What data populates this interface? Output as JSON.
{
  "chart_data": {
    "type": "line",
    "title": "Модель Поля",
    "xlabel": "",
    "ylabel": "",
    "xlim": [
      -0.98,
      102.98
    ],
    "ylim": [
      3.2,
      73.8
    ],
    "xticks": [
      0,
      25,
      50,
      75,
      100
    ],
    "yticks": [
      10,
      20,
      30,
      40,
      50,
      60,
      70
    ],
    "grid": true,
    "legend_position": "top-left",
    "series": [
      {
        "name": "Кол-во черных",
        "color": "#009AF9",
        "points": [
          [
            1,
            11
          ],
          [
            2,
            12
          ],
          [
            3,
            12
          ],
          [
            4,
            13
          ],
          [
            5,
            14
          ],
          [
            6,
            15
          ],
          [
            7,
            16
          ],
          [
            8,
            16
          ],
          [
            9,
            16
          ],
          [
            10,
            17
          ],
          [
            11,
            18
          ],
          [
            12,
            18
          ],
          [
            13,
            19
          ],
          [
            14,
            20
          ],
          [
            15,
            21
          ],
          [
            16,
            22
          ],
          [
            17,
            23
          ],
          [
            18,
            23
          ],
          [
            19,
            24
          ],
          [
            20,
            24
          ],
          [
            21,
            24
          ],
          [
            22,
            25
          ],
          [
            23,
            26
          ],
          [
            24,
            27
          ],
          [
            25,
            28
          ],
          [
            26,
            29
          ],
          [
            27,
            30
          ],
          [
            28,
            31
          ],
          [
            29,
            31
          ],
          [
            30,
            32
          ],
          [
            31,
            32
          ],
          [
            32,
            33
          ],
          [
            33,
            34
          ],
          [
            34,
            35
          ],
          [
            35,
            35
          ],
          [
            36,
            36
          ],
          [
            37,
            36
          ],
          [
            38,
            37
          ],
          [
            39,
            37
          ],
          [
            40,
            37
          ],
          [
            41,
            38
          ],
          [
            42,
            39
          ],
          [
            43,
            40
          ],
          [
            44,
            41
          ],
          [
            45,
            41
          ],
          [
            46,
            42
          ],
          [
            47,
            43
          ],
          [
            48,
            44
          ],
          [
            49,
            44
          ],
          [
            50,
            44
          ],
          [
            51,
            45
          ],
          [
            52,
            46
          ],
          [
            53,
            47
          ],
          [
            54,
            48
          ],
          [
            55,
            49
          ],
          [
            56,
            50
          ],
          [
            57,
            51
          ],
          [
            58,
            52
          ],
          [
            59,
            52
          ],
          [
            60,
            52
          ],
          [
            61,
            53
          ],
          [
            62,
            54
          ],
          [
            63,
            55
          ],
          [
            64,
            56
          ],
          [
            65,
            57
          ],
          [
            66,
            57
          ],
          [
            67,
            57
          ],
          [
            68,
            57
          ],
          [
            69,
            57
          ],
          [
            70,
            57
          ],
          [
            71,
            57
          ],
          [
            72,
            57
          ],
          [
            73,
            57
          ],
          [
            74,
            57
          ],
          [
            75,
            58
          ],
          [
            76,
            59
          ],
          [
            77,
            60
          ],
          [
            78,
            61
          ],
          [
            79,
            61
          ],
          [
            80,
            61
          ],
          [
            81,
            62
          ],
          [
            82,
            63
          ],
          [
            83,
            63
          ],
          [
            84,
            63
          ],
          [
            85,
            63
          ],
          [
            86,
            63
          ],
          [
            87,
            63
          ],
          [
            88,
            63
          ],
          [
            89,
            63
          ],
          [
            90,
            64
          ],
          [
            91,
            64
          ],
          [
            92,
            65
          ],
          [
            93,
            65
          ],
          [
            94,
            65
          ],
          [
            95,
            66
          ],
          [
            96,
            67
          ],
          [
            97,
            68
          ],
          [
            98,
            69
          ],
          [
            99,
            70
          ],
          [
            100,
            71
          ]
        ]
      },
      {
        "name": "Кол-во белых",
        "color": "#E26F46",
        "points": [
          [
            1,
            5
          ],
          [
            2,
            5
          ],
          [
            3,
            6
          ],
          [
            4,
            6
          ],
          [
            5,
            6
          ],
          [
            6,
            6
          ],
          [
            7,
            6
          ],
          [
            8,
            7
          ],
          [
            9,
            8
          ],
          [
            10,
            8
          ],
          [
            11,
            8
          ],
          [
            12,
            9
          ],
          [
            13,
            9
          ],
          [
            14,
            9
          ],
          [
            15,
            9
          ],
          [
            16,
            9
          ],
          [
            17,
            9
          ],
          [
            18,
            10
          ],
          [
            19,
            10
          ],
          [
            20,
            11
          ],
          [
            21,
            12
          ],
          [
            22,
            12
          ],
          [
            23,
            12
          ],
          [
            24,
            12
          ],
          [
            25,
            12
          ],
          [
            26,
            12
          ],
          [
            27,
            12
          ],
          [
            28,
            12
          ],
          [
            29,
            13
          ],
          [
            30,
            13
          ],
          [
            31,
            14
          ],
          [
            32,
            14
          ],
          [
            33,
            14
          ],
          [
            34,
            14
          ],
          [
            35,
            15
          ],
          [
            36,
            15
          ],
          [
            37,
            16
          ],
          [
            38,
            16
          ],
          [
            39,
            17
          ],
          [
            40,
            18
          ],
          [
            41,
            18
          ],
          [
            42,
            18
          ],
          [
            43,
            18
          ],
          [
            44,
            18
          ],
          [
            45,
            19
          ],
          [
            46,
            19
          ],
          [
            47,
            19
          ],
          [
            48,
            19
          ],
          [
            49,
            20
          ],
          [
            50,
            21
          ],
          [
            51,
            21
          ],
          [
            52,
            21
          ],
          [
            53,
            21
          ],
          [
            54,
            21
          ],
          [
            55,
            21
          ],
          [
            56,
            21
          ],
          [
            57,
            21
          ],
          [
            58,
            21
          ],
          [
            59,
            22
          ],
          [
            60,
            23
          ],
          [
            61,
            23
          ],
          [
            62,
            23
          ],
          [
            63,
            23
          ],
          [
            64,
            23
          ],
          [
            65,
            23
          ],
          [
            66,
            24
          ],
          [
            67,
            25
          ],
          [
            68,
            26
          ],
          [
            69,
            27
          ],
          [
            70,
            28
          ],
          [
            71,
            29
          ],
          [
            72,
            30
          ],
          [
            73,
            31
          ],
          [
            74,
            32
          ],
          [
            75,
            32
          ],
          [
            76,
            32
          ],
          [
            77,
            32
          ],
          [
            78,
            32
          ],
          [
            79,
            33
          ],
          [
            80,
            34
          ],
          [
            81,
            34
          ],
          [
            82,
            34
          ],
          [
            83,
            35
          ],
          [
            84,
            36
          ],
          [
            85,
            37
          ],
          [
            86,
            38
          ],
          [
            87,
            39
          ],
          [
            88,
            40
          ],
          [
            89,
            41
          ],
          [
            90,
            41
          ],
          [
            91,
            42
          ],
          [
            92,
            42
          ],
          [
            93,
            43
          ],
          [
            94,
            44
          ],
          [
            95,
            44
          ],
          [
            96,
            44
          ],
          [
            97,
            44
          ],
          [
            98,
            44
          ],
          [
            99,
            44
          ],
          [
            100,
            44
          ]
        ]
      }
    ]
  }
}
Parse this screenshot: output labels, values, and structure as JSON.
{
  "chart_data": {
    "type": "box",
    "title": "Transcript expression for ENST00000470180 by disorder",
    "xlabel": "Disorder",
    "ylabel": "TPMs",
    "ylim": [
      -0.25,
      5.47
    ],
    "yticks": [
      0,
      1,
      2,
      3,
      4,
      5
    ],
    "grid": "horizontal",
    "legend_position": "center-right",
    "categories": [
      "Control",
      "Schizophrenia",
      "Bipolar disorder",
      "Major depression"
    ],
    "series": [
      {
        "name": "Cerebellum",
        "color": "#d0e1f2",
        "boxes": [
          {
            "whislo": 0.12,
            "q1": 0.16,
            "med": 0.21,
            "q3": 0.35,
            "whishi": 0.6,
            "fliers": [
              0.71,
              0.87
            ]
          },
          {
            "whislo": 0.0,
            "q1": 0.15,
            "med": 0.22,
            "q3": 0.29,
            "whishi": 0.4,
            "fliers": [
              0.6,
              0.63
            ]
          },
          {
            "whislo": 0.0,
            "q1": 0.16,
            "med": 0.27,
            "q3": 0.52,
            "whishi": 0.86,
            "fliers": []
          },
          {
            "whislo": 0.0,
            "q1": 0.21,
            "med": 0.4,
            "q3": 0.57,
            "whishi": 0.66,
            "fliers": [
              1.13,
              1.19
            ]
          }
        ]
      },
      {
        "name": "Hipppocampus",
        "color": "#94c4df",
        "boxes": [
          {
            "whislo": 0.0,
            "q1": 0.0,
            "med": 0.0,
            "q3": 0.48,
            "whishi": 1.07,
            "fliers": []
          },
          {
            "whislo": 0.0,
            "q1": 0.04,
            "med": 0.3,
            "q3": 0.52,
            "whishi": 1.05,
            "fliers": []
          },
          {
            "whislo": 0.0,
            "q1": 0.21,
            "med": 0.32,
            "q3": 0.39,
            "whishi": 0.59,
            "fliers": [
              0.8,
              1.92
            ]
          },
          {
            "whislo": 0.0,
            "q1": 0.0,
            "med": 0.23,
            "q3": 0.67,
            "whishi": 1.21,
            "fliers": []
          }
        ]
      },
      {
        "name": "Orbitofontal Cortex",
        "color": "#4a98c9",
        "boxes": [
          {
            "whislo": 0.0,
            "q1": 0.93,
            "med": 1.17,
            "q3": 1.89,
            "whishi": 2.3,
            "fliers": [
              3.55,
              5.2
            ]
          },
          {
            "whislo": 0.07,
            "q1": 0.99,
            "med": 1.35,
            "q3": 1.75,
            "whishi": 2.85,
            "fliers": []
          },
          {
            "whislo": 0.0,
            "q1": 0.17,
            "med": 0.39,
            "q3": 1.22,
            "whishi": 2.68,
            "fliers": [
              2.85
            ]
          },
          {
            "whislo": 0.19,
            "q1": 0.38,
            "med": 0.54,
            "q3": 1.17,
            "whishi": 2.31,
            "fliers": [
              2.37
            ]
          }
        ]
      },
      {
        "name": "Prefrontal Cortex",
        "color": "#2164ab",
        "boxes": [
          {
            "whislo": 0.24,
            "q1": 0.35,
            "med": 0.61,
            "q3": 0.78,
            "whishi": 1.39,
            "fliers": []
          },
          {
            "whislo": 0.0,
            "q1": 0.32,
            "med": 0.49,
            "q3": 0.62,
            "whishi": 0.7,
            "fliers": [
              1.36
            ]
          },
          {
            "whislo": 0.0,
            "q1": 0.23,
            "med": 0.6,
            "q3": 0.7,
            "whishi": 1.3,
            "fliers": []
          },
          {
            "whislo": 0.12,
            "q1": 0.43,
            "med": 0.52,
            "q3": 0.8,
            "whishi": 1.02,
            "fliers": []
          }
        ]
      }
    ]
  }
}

TASK
Track down all lines above with the string "name" and copy them.

RESULT
        "name": "Кол-во черных",
        "name": "Кол-во белых",
        "name": "Cerebellum",
        "name": "Hipppocampus",
        "name": "Orbitofontal Cortex",
        "name": "Prefrontal Cortex",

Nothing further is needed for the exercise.